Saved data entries
....................

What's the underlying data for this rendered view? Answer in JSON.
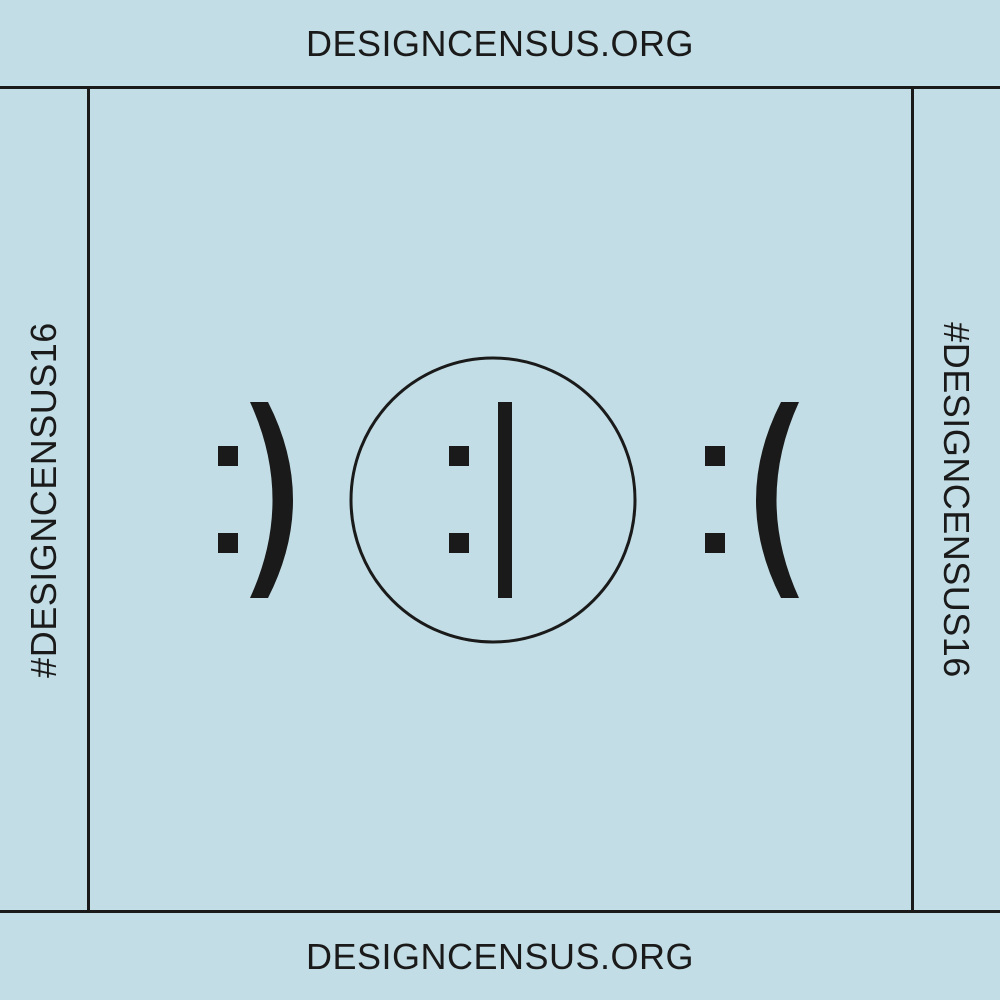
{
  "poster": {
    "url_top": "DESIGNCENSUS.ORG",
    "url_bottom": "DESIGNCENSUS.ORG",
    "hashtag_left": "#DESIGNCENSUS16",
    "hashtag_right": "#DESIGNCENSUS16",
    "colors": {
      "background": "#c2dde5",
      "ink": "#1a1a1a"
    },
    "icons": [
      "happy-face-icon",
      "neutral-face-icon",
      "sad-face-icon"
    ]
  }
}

....................

#### THE PROBLEM:
Every record above should come back exactly, but without its pictures.

#### THE OUTPUT:
What's the underlying data for this rendered view? Answer in JSON.
{
  "poster": {
    "url_top": "DESIGNCENSUS.ORG",
    "url_bottom": "DESIGNCENSUS.ORG",
    "hashtag_left": "#DESIGNCENSUS16",
    "hashtag_right": "#DESIGNCENSUS16",
    "colors": {
      "background": "#c2dde5",
      "ink": "#1a1a1a"
    },
    "icons": [
      "happy-face-icon",
      "neutral-face-icon",
      "sad-face-icon"
    ]
  }
}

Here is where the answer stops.